RECORD LIST ->
########################################
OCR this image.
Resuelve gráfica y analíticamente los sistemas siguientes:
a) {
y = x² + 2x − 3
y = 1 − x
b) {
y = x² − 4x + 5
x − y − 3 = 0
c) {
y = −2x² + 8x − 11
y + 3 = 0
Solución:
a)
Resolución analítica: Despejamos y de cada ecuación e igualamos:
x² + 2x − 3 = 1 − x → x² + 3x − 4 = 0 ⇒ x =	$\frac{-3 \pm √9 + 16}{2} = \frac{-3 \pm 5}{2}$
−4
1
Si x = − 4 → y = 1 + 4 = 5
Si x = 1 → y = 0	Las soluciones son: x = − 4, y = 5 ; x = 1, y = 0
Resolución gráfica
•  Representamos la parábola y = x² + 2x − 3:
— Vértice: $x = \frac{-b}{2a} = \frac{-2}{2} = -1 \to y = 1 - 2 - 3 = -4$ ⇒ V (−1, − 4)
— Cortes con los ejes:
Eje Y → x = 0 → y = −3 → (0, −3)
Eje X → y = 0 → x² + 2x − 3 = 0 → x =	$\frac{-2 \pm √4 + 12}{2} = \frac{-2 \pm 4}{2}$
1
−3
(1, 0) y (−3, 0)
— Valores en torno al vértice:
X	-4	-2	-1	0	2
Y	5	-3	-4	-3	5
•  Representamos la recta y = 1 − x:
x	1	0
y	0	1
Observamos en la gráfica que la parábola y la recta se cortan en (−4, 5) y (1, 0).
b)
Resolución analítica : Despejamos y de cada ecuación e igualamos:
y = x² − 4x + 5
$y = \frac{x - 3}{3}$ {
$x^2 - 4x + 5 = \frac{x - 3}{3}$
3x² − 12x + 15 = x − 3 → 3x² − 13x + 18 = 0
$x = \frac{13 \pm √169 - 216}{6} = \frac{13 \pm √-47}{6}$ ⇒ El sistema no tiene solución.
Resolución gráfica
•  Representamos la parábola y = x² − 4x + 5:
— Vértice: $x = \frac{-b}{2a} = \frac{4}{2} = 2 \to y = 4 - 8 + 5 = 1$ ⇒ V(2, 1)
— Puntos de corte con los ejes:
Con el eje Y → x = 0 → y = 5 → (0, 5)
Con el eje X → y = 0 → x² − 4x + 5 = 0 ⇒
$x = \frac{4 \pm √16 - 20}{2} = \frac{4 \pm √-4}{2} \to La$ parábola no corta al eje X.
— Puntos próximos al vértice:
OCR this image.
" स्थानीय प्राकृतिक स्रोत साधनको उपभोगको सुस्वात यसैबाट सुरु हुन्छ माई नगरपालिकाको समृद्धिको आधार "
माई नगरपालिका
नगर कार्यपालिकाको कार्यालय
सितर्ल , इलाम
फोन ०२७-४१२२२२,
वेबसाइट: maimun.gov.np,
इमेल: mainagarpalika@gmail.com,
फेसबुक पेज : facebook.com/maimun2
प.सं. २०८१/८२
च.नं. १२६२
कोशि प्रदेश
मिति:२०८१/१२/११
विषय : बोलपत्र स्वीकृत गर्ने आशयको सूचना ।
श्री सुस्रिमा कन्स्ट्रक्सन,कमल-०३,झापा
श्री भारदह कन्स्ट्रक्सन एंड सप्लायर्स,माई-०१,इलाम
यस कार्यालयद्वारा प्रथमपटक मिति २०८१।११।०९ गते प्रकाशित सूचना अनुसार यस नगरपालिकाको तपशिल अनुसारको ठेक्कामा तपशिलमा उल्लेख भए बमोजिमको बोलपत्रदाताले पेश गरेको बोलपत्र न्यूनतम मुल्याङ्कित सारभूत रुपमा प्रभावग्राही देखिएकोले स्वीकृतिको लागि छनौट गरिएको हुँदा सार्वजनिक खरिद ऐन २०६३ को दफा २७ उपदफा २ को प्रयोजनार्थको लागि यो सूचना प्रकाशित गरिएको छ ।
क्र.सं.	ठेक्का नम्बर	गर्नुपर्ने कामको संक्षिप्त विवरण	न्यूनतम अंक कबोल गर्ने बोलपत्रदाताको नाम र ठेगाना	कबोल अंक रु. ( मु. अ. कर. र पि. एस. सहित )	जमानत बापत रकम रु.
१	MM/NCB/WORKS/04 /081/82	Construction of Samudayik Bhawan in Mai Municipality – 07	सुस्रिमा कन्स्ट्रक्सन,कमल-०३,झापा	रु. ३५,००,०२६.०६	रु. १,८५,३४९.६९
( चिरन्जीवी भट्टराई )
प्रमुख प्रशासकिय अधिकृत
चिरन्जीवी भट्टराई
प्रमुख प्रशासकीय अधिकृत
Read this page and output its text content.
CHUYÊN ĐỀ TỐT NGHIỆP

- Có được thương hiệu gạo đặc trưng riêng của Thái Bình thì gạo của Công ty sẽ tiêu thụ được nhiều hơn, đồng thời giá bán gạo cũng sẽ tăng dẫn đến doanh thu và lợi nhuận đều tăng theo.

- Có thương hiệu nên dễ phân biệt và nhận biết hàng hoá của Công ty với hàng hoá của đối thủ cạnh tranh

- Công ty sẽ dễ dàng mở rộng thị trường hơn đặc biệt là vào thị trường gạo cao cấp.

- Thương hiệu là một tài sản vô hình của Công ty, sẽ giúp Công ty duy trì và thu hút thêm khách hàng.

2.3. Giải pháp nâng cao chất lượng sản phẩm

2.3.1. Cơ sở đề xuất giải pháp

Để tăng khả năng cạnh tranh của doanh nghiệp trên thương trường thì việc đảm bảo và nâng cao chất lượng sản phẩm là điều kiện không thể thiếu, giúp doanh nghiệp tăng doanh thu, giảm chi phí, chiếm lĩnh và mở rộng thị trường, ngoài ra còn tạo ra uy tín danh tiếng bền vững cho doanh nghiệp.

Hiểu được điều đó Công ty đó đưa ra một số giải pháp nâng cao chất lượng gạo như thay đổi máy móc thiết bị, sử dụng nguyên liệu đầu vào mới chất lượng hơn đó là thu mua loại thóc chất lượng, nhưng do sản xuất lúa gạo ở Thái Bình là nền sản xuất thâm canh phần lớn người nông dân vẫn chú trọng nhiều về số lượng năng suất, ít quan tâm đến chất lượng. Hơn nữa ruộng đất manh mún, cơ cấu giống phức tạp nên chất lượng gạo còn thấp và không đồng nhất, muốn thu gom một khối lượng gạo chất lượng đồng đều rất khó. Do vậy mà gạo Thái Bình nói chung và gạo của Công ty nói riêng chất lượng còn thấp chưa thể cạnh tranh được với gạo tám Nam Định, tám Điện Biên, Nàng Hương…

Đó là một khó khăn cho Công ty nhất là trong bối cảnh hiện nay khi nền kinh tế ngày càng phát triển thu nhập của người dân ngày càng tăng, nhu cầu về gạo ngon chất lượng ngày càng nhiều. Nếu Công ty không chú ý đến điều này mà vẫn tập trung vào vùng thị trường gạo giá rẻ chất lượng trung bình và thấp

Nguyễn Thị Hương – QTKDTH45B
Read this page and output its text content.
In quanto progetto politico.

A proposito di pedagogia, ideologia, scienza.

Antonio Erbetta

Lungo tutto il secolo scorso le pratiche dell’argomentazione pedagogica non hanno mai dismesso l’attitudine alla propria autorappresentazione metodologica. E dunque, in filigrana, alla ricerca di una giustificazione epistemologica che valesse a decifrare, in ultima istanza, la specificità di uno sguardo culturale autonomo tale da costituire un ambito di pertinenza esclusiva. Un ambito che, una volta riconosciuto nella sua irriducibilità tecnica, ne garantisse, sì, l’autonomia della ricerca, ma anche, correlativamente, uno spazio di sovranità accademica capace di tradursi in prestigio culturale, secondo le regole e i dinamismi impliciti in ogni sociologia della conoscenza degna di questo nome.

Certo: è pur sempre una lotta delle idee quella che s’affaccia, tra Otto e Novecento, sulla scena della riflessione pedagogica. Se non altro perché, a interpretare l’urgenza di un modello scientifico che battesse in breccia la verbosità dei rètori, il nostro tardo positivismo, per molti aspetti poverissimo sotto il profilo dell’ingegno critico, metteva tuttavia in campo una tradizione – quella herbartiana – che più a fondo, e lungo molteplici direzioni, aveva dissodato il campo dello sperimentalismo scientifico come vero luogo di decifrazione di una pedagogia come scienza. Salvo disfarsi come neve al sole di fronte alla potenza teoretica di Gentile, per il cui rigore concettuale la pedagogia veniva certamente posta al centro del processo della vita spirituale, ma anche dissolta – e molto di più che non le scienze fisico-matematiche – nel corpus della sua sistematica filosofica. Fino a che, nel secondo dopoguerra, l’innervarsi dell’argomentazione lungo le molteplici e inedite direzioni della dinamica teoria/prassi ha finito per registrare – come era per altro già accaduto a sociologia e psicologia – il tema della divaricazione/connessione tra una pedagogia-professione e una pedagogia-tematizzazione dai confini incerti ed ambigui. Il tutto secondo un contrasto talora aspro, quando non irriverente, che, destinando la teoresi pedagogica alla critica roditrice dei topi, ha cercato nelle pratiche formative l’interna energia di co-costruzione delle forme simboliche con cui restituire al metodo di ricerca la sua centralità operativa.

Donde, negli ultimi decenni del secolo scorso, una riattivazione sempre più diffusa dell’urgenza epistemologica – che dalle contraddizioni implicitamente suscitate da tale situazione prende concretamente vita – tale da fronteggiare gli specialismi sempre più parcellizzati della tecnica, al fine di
########################################
EXERCISE PROMPT -> Looking at the records above, work out how many lines include the word "recta", then give that number by itself.

OUTPUT FOR THIS EXERCISE -> 2